▶ **DIRECTIONS FOR THIS TASK**:
Count the lines in the entries below that contain the string "menu". Reply with the number alone.

▶ **INFORMATION GIVEN**:

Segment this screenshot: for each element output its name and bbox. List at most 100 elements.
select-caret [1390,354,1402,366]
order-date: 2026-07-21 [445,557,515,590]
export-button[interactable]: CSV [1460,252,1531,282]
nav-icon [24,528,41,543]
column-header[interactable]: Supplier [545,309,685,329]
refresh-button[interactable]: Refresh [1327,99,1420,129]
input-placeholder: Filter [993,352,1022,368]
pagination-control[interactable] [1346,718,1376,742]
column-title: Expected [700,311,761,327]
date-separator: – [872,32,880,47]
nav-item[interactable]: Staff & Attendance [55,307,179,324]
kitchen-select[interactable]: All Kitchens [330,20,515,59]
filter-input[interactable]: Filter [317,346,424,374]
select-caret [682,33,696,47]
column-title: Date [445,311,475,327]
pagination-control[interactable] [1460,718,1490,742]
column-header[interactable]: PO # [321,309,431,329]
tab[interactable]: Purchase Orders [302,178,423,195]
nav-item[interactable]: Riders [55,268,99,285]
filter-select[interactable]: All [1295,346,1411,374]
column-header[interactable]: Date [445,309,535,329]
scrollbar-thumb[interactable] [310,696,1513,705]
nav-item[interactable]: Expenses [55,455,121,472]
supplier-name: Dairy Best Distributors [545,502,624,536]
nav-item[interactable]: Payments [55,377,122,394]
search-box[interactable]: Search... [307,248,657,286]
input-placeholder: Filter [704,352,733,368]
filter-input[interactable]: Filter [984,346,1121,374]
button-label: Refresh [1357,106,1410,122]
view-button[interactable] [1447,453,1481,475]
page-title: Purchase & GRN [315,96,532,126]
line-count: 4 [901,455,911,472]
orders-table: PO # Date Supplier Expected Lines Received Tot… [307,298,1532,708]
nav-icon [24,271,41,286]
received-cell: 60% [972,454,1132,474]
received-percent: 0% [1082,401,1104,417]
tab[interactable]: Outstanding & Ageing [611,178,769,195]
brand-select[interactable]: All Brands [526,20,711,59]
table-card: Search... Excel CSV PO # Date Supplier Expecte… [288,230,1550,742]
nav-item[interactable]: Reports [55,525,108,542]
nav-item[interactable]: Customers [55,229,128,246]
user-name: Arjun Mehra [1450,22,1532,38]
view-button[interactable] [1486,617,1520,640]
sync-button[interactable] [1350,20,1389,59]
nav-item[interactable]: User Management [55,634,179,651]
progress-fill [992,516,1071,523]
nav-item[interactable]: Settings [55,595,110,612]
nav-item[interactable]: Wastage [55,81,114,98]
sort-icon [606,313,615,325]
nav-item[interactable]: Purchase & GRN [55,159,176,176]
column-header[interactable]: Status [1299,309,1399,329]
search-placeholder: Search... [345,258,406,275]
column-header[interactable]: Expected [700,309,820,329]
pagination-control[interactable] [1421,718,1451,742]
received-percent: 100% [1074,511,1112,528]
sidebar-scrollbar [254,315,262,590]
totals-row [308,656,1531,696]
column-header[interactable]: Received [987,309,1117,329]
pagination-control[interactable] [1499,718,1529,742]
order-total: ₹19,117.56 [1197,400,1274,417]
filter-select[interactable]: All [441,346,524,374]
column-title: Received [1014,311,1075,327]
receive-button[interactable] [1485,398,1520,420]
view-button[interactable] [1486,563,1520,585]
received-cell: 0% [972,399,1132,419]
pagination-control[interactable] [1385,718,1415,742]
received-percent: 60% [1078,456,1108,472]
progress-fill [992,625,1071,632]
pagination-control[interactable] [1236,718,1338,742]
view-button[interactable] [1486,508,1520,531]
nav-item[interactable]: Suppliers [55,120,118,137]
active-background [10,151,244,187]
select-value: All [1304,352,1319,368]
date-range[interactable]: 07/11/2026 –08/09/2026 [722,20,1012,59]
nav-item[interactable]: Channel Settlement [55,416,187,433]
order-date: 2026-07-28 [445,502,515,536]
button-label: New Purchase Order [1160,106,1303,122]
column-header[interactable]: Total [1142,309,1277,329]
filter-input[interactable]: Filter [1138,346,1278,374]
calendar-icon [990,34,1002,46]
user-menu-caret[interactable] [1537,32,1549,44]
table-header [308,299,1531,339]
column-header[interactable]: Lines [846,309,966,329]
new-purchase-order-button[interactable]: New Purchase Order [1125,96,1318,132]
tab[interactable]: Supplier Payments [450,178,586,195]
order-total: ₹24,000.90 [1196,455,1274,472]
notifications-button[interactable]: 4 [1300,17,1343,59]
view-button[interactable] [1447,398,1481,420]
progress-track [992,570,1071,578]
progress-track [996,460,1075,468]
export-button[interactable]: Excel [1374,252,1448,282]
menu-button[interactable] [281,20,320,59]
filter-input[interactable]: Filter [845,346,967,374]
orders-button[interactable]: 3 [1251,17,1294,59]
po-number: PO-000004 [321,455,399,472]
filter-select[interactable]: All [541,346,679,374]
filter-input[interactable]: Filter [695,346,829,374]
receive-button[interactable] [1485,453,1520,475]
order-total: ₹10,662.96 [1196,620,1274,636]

▶ **SOLUTION**:
2